◆ **WHAT TO WORK ON**
From the listing below, extract every line containing "detached".

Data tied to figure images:
★ ★ ★
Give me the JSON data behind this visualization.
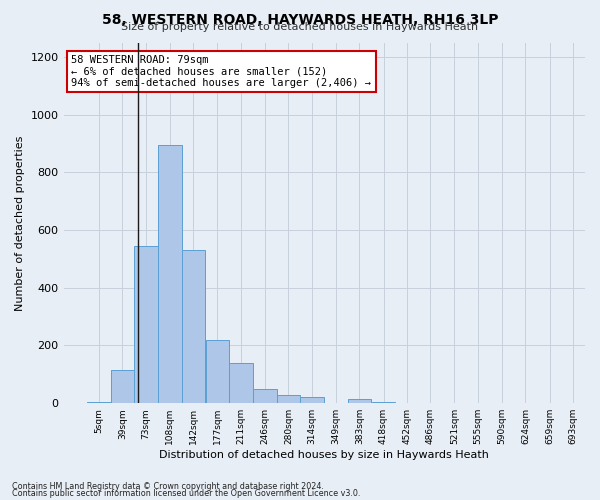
{
  "title1": "58, WESTERN ROAD, HAYWARDS HEATH, RH16 3LP",
  "title2": "Size of property relative to detached houses in Haywards Heath",
  "xlabel": "Distribution of detached houses by size in Haywards Heath",
  "ylabel": "Number of detached properties",
  "footnote1": "Contains HM Land Registry data © Crown copyright and database right 2024.",
  "footnote2": "Contains public sector information licensed under the Open Government Licence v3.0.",
  "annotation_title": "58 WESTERN ROAD: 79sqm",
  "annotation_line1": "← 6% of detached houses are smaller (152)",
  "annotation_line2": "94% of semi-detached houses are larger (2,406) →",
  "property_sqm": 79,
  "bar_edges": [
    5,
    39,
    73,
    108,
    142,
    177,
    211,
    246,
    280,
    314,
    349,
    383,
    418,
    452,
    486,
    521,
    555,
    590,
    624,
    659,
    693
  ],
  "bar_heights": [
    5,
    115,
    545,
    895,
    530,
    220,
    140,
    50,
    30,
    20,
    0,
    15,
    5,
    0,
    0,
    0,
    0,
    0,
    0,
    0
  ],
  "bar_color": "#aec6e8",
  "bar_edge_color": "#5a9fd4",
  "vline_x": 79,
  "vline_color": "#1a1a1a",
  "ylim": [
    0,
    1250
  ],
  "yticks": [
    0,
    200,
    400,
    600,
    800,
    1000,
    1200
  ],
  "annotation_box_color": "#ffffff",
  "annotation_box_edge": "#cc0000",
  "grid_color": "#c8d0dc",
  "background_color": "#e8eef6",
  "figsize": [
    6.0,
    5.0
  ],
  "dpi": 100
}
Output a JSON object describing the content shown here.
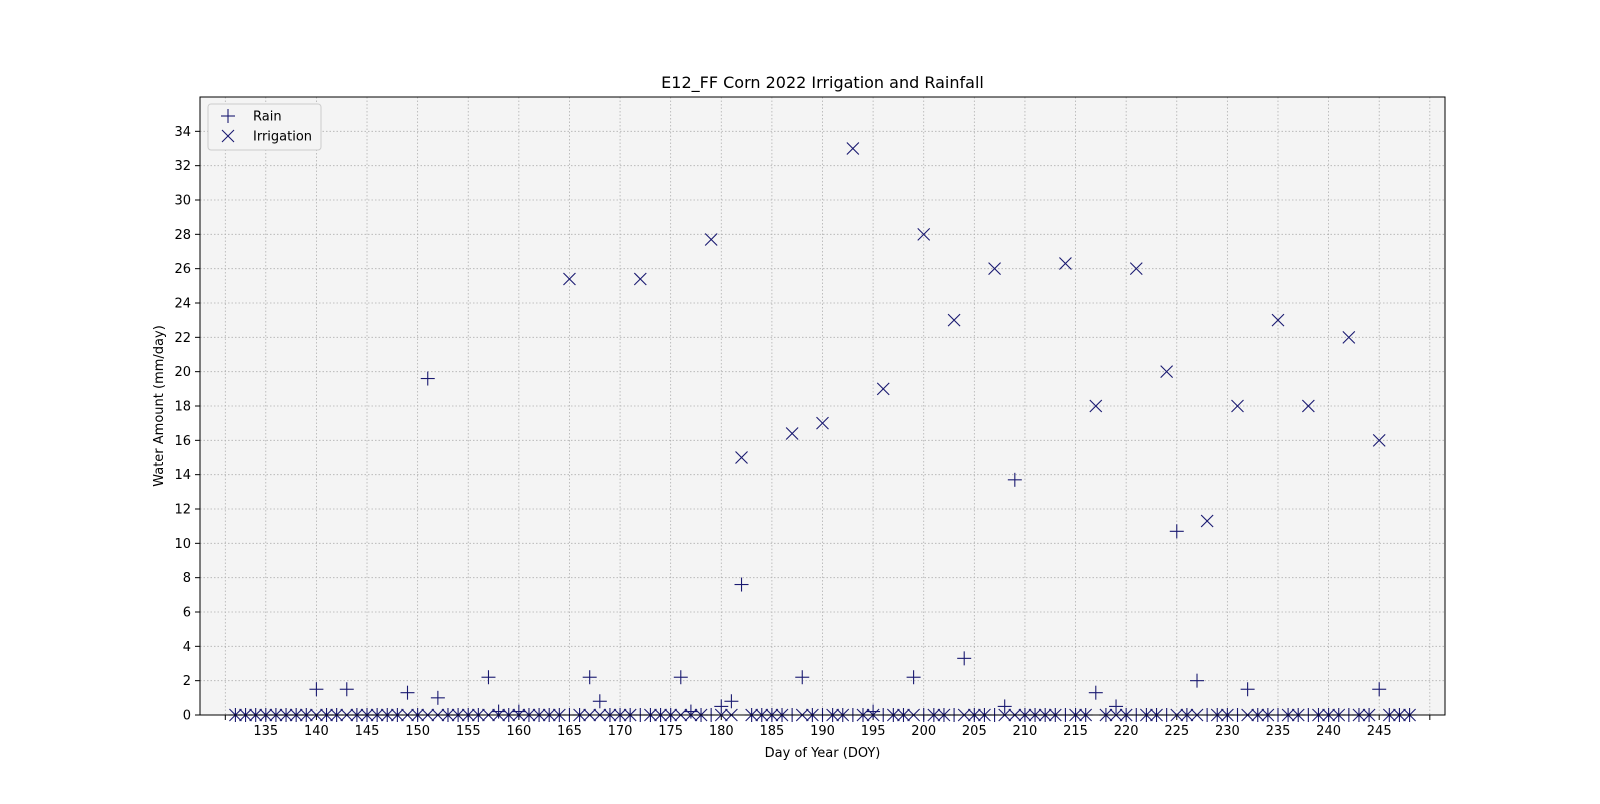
{
  "chart_data": {
    "type": "scatter",
    "title": "E12_FF Corn 2022 Irrigation and Rainfall",
    "xlabel": "Day of Year (DOY)",
    "ylabel": "Water Amount (mm/day)",
    "xlim": [
      128.5,
      251.5
    ],
    "ylim": [
      0,
      36
    ],
    "xticks": [
      131,
      135,
      140,
      145,
      150,
      155,
      160,
      165,
      170,
      175,
      180,
      185,
      190,
      195,
      200,
      205,
      210,
      215,
      220,
      225,
      230,
      235,
      240,
      245,
      250
    ],
    "xtick_labels": [
      "",
      "135",
      "140",
      "145",
      "150",
      "155",
      "160",
      "165",
      "170",
      "175",
      "180",
      "185",
      "190",
      "195",
      "200",
      "205",
      "210",
      "215",
      "220",
      "225",
      "230",
      "235",
      "240",
      "245",
      ""
    ],
    "yticks": [
      0,
      2,
      4,
      6,
      8,
      10,
      12,
      14,
      16,
      18,
      20,
      22,
      24,
      26,
      28,
      30,
      32,
      34
    ],
    "grid": true,
    "legend_position": "top-left",
    "colors": {
      "marker": "#191970",
      "plot_background": "#f4f4f4",
      "grid": "#b0b0b0"
    },
    "series": [
      {
        "name": "Rain",
        "marker": "plus",
        "points": [
          [
            132,
            0
          ],
          [
            133,
            0
          ],
          [
            134,
            0
          ],
          [
            135,
            0
          ],
          [
            136,
            0
          ],
          [
            137,
            0
          ],
          [
            138,
            0
          ],
          [
            139,
            0
          ],
          [
            140,
            1.5
          ],
          [
            141,
            0
          ],
          [
            142,
            0
          ],
          [
            143,
            1.5
          ],
          [
            144,
            0
          ],
          [
            145,
            0
          ],
          [
            146,
            0
          ],
          [
            147,
            0
          ],
          [
            148,
            0
          ],
          [
            149,
            1.3
          ],
          [
            150,
            0
          ],
          [
            151,
            19.6
          ],
          [
            152,
            1.0
          ],
          [
            153,
            0
          ],
          [
            154,
            0
          ],
          [
            155,
            0
          ],
          [
            156,
            0
          ],
          [
            157,
            2.2
          ],
          [
            158,
            0.2
          ],
          [
            159,
            0
          ],
          [
            160,
            0.2
          ],
          [
            161,
            0
          ],
          [
            162,
            0
          ],
          [
            163,
            0
          ],
          [
            164,
            0
          ],
          [
            165,
            0
          ],
          [
            166,
            0
          ],
          [
            167,
            2.2
          ],
          [
            168,
            0.8
          ],
          [
            169,
            0
          ],
          [
            170,
            0
          ],
          [
            171,
            0
          ],
          [
            172,
            0
          ],
          [
            173,
            0
          ],
          [
            174,
            0
          ],
          [
            175,
            0
          ],
          [
            176,
            2.2
          ],
          [
            177,
            0.2
          ],
          [
            178,
            0
          ],
          [
            179,
            0
          ],
          [
            180,
            0.5
          ],
          [
            181,
            0.8
          ],
          [
            182,
            7.6
          ],
          [
            183,
            0
          ],
          [
            184,
            0
          ],
          [
            185,
            0
          ],
          [
            186,
            0
          ],
          [
            187,
            0
          ],
          [
            188,
            2.2
          ],
          [
            189,
            0
          ],
          [
            190,
            0
          ],
          [
            191,
            0
          ],
          [
            192,
            0
          ],
          [
            193,
            0
          ],
          [
            194,
            0
          ],
          [
            195,
            0.2
          ],
          [
            196,
            0
          ],
          [
            197,
            0
          ],
          [
            198,
            0
          ],
          [
            199,
            2.2
          ],
          [
            200,
            0
          ],
          [
            201,
            0
          ],
          [
            202,
            0
          ],
          [
            203,
            0
          ],
          [
            204,
            3.3
          ],
          [
            205,
            0
          ],
          [
            206,
            0
          ],
          [
            207,
            0
          ],
          [
            208,
            0.5
          ],
          [
            209,
            13.7
          ],
          [
            210,
            0
          ],
          [
            211,
            0
          ],
          [
            212,
            0
          ],
          [
            213,
            0
          ],
          [
            214,
            0
          ],
          [
            215,
            0
          ],
          [
            216,
            0
          ],
          [
            217,
            1.3
          ],
          [
            218,
            0
          ],
          [
            219,
            0.5
          ],
          [
            220,
            0
          ],
          [
            221,
            0
          ],
          [
            222,
            0
          ],
          [
            223,
            0
          ],
          [
            224,
            0
          ],
          [
            225,
            10.7
          ],
          [
            226,
            0
          ],
          [
            227,
            2.0
          ],
          [
            228,
            0
          ],
          [
            229,
            0
          ],
          [
            230,
            0
          ],
          [
            231,
            0
          ],
          [
            232,
            1.5
          ],
          [
            233,
            0
          ],
          [
            234,
            0
          ],
          [
            235,
            0
          ],
          [
            236,
            0
          ],
          [
            237,
            0
          ],
          [
            238,
            0
          ],
          [
            239,
            0
          ],
          [
            240,
            0
          ],
          [
            241,
            0
          ],
          [
            242,
            0
          ],
          [
            243,
            0
          ],
          [
            244,
            0
          ],
          [
            245,
            1.5
          ],
          [
            246,
            0
          ],
          [
            247,
            0
          ],
          [
            248,
            0
          ]
        ]
      },
      {
        "name": "Irrigation",
        "marker": "x",
        "points": [
          [
            132,
            0
          ],
          [
            133,
            0
          ],
          [
            134,
            0
          ],
          [
            135,
            0
          ],
          [
            136,
            0
          ],
          [
            137,
            0
          ],
          [
            138,
            0
          ],
          [
            139,
            0
          ],
          [
            140,
            0
          ],
          [
            141,
            0
          ],
          [
            142,
            0
          ],
          [
            143,
            0
          ],
          [
            144,
            0
          ],
          [
            145,
            0
          ],
          [
            146,
            0
          ],
          [
            147,
            0
          ],
          [
            148,
            0
          ],
          [
            149,
            0
          ],
          [
            150,
            0
          ],
          [
            151,
            0
          ],
          [
            152,
            0
          ],
          [
            153,
            0
          ],
          [
            154,
            0
          ],
          [
            155,
            0
          ],
          [
            156,
            0
          ],
          [
            157,
            0
          ],
          [
            158,
            0
          ],
          [
            159,
            0
          ],
          [
            160,
            0
          ],
          [
            161,
            0
          ],
          [
            162,
            0
          ],
          [
            163,
            0
          ],
          [
            164,
            0
          ],
          [
            165,
            25.4
          ],
          [
            166,
            0
          ],
          [
            167,
            0
          ],
          [
            168,
            0
          ],
          [
            169,
            0
          ],
          [
            170,
            0
          ],
          [
            171,
            0
          ],
          [
            172,
            25.4
          ],
          [
            173,
            0
          ],
          [
            174,
            0
          ],
          [
            175,
            0
          ],
          [
            176,
            0
          ],
          [
            177,
            0
          ],
          [
            178,
            0
          ],
          [
            179,
            27.7
          ],
          [
            180,
            0
          ],
          [
            181,
            0
          ],
          [
            182,
            15
          ],
          [
            183,
            0
          ],
          [
            184,
            0
          ],
          [
            185,
            0
          ],
          [
            186,
            0
          ],
          [
            187,
            16.4
          ],
          [
            188,
            0
          ],
          [
            189,
            0
          ],
          [
            190,
            17
          ],
          [
            191,
            0
          ],
          [
            192,
            0
          ],
          [
            193,
            33
          ],
          [
            194,
            0
          ],
          [
            195,
            0
          ],
          [
            196,
            19
          ],
          [
            197,
            0
          ],
          [
            198,
            0
          ],
          [
            199,
            0
          ],
          [
            200,
            28
          ],
          [
            201,
            0
          ],
          [
            202,
            0
          ],
          [
            203,
            23
          ],
          [
            204,
            0
          ],
          [
            205,
            0
          ],
          [
            206,
            0
          ],
          [
            207,
            26
          ],
          [
            208,
            0
          ],
          [
            209,
            0
          ],
          [
            210,
            0
          ],
          [
            211,
            0
          ],
          [
            212,
            0
          ],
          [
            213,
            0
          ],
          [
            214,
            26.3
          ],
          [
            215,
            0
          ],
          [
            216,
            0
          ],
          [
            217,
            18
          ],
          [
            218,
            0
          ],
          [
            219,
            0
          ],
          [
            220,
            0
          ],
          [
            221,
            26
          ],
          [
            222,
            0
          ],
          [
            223,
            0
          ],
          [
            224,
            20
          ],
          [
            225,
            0
          ],
          [
            226,
            0
          ],
          [
            227,
            0
          ],
          [
            228,
            11.3
          ],
          [
            229,
            0
          ],
          [
            230,
            0
          ],
          [
            231,
            18
          ],
          [
            232,
            0
          ],
          [
            233,
            0
          ],
          [
            234,
            0
          ],
          [
            235,
            23
          ],
          [
            236,
            0
          ],
          [
            237,
            0
          ],
          [
            238,
            18
          ],
          [
            239,
            0
          ],
          [
            240,
            0
          ],
          [
            241,
            0
          ],
          [
            242,
            22
          ],
          [
            243,
            0
          ],
          [
            244,
            0
          ],
          [
            245,
            16
          ],
          [
            246,
            0
          ],
          [
            247,
            0
          ],
          [
            248,
            0
          ]
        ]
      }
    ]
  }
}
★ ★ ★
◆ **COMPLETED EXERCISE**
  "title2": "Size of property relative to detached houses in Haywards Heath",
  "xlabel": "Distribution of detached houses by size in Haywards Heath",
  "ylabel": "Number of detached properties",
  "annotation_line1": "← 6% of detached houses are smaller (152)",
  "annotation_line2": "94% of semi-detached houses are larger (2,406) →",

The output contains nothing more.